● **Stored records**:
☆ ☆ ☆ ☆ ☆ ☆ ☆
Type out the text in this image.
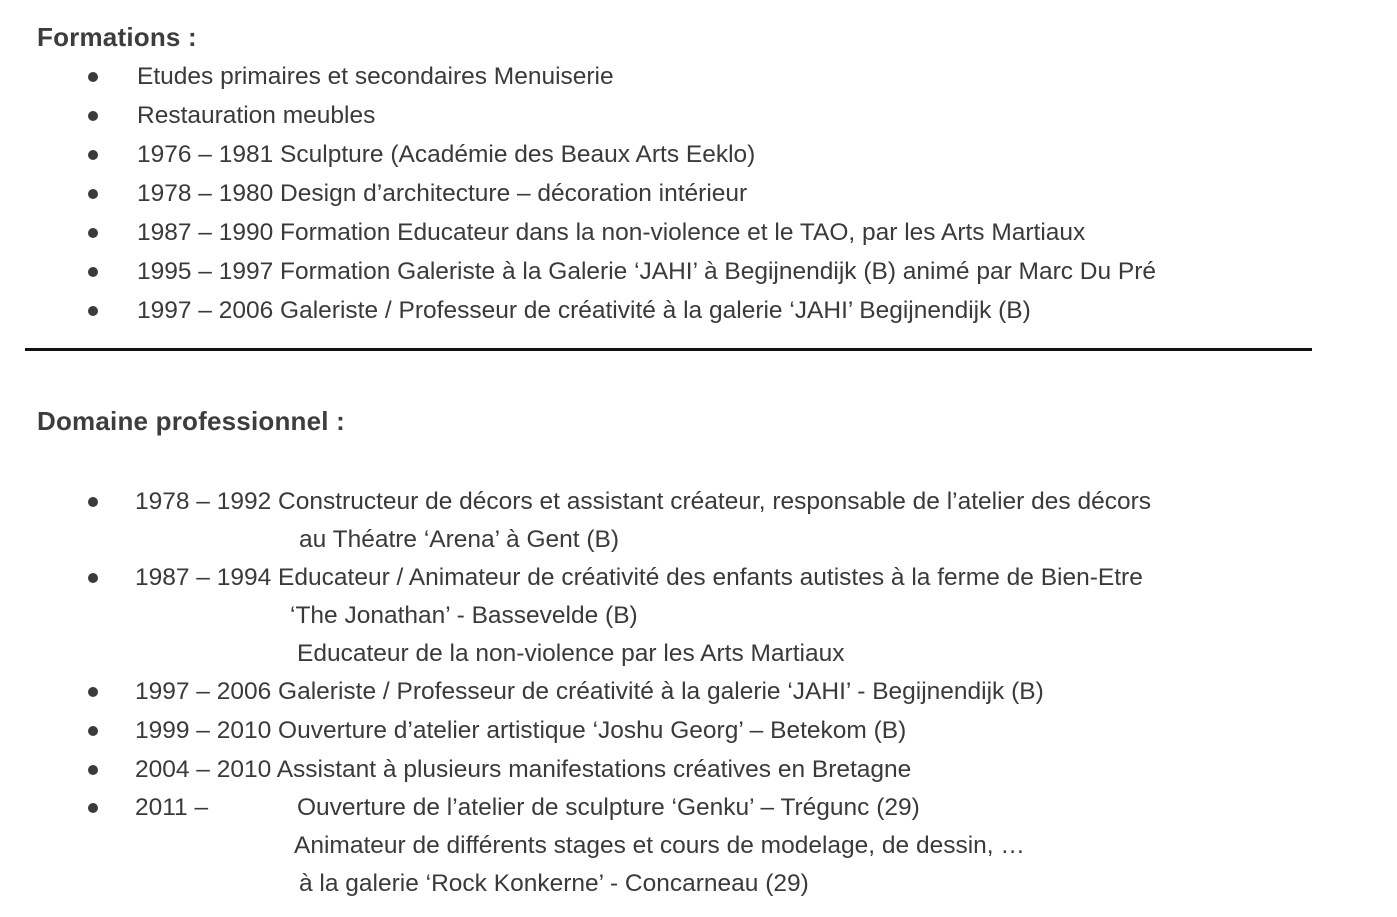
Formations :
Etudes primaires et secondaires Menuiserie
Restauration meubles
1976 – 1981 Sculpture (Académie des Beaux Arts Eeklo)
1978 – 1980 Design d’architecture – décoration intérieur
1987 – 1990 Formation Educateur dans la non-violence et le TAO, par les Arts Martiaux
1995 – 1997 Formation Galeriste à la Galerie ‘JAHI’ à Begijnendijk (B) animé par Marc Du Pré
1997 – 2006 Galeriste / Professeur de créativité à la galerie ‘JAHI’ Begijnendijk (B)
Domaine professionnel :
1978 – 1992 Constructeur de décors et assistant créateur, responsable de l’atelier des décors
au Théatre ‘Arena’ à Gent (B)
1987 – 1994 Educateur / Animateur de créativité des enfants autistes à la ferme de Bien-Etre
‘The Jonathan’ - Bassevelde (B)
Educateur de la non-violence par les Arts Martiaux
1997 – 2006 Galeriste / Professeur de créativité à la galerie ‘JAHI’ - Begijnendijk (B)
1999 – 2010 Ouverture d’atelier artistique ‘Joshu Georg’ – Betekom (B)
2004 – 2010 Assistant à plusieurs manifestations créatives en Bretagne
2011 –	Ouverture de l’atelier de sculpture ‘Genku’ – Trégunc (29)
Animateur de différents stages et cours de modelage, de dessin, …
à la galerie ‘Rock Konkerne’ - Concarneau (29)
☆ ☆ ☆ ☆ ☆ ☆ ☆
● **Requirements**:
All lines that include "Animateur" are to be gathered and copied.

● **Exercise solution**:
1987 – 1994 Educateur / Animateur de créativité des enfants autistes à la ferme de Bien-Etre
Animateur de différents stages et cours de modelage, de dessin, …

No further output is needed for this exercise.